Information supplied:
#####

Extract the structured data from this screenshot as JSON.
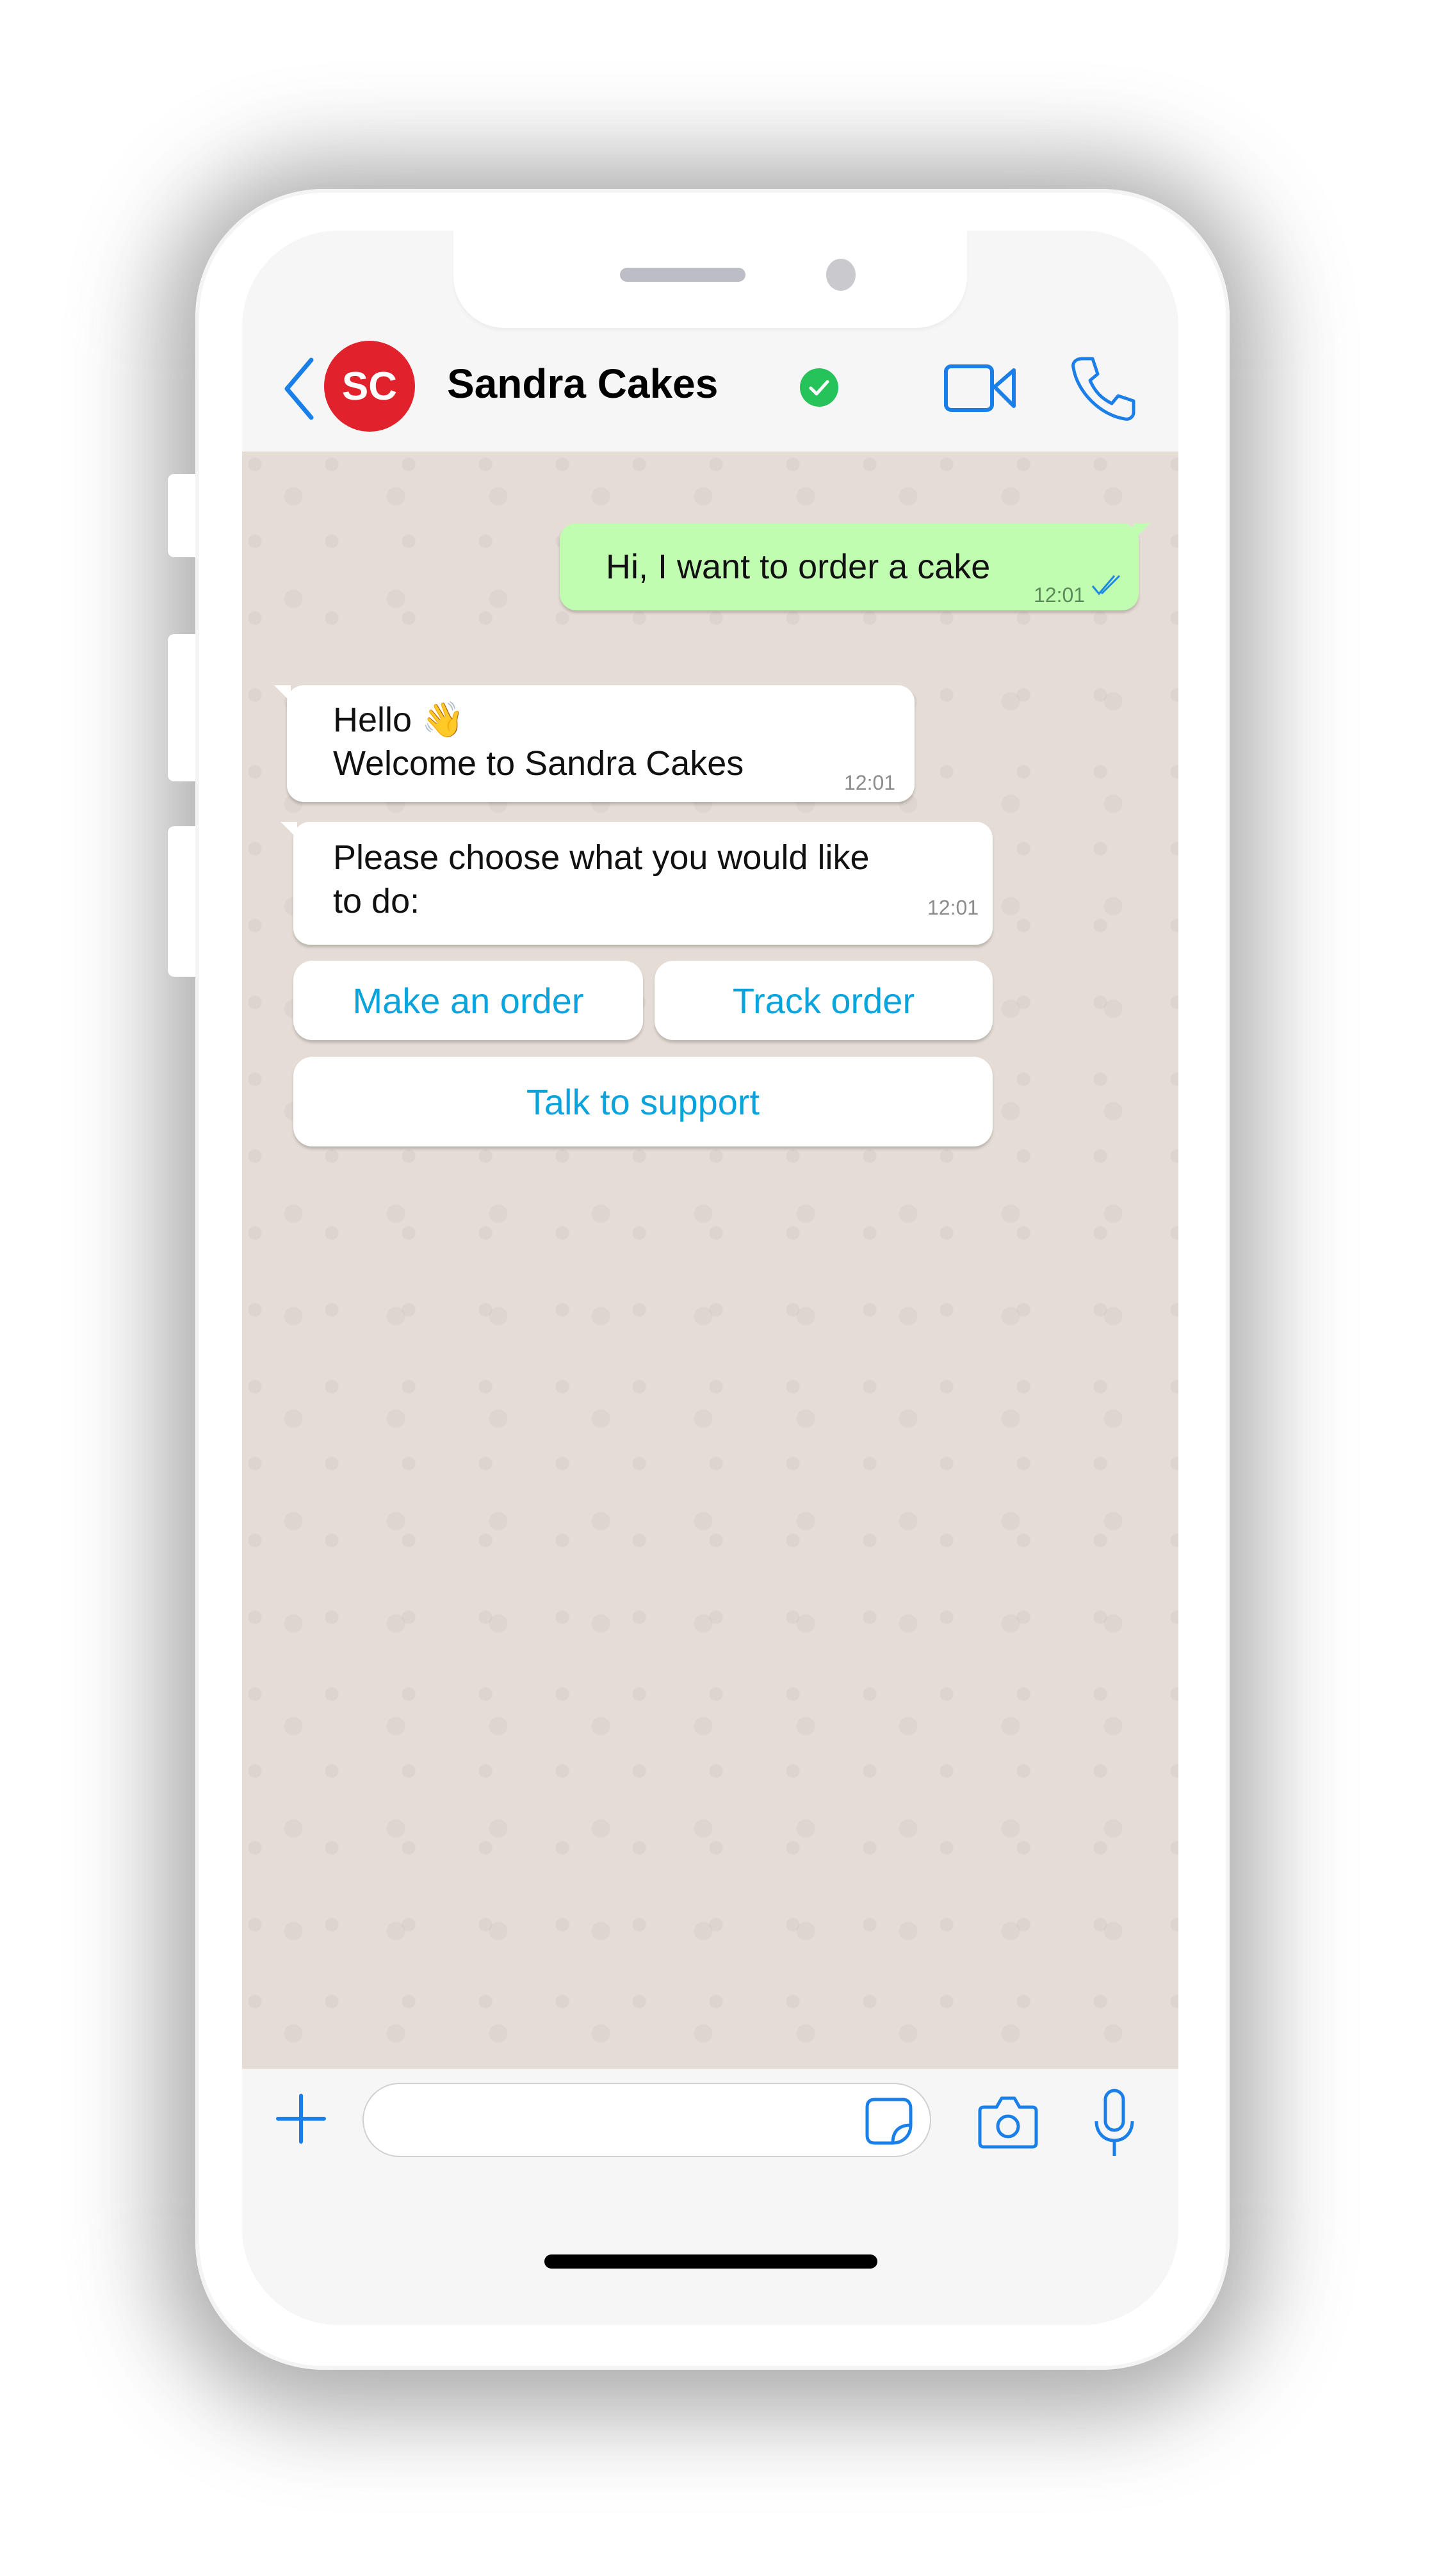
{
  "header": {
    "contact_name": "Sandra Cakes",
    "avatar_initials": "SC",
    "verified": true,
    "icons": [
      "back-chevron-icon",
      "verified-badge-icon",
      "video-call-icon",
      "phone-call-icon"
    ]
  },
  "colors": {
    "accent": "#1a7fe8",
    "avatar_bg": "#e1212c",
    "verified": "#25c35a",
    "outgoing_bubble": "#c0fdb0",
    "incoming_bubble": "#ffffff",
    "chat_background": "#e5ddd5",
    "quick_reply_text": "#0aa4dc",
    "read_ticks": "#1e88e5"
  },
  "messages": [
    {
      "direction": "outgoing",
      "text": "Hi, I want to order a cake",
      "time": "12:01",
      "status": "read"
    },
    {
      "direction": "incoming",
      "lines": [
        "Hello 👋",
        "Welcome to Sandra Cakes"
      ],
      "time": "12:01"
    },
    {
      "direction": "incoming",
      "lines": [
        "Please choose what you would like",
        "to do:"
      ],
      "time": "12:01"
    }
  ],
  "quick_replies": [
    {
      "label": "Make an order"
    },
    {
      "label": "Track order"
    },
    {
      "label": "Talk to support"
    }
  ],
  "composer": {
    "value": "",
    "placeholder": "",
    "icons": [
      "plus-icon",
      "sticker-icon",
      "camera-icon",
      "microphone-icon"
    ]
  }
}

#####

Print the full listing exactly, dropping the pictures.

Reply:
Extract the structured data from this screenshot as JSON.
{
  "header": {
    "contact_name": "Sandra Cakes",
    "avatar_initials": "SC",
    "verified": true,
    "icons": [
      "back-chevron-icon",
      "verified-badge-icon",
      "video-call-icon",
      "phone-call-icon"
    ]
  },
  "colors": {
    "accent": "#1a7fe8",
    "avatar_bg": "#e1212c",
    "verified": "#25c35a",
    "outgoing_bubble": "#c0fdb0",
    "incoming_bubble": "#ffffff",
    "chat_background": "#e5ddd5",
    "quick_reply_text": "#0aa4dc",
    "read_ticks": "#1e88e5"
  },
  "messages": [
    {
      "direction": "outgoing",
      "text": "Hi, I want to order a cake",
      "time": "12:01",
      "status": "read"
    },
    {
      "direction": "incoming",
      "lines": [
        "Hello 👋",
        "Welcome to Sandra Cakes"
      ],
      "time": "12:01"
    },
    {
      "direction": "incoming",
      "lines": [
        "Please choose what you would like",
        "to do:"
      ],
      "time": "12:01"
    }
  ],
  "quick_replies": [
    {
      "label": "Make an order"
    },
    {
      "label": "Track order"
    },
    {
      "label": "Talk to support"
    }
  ],
  "composer": {
    "value": "",
    "placeholder": "",
    "icons": [
      "plus-icon",
      "sticker-icon",
      "camera-icon",
      "microphone-icon"
    ]
  }
}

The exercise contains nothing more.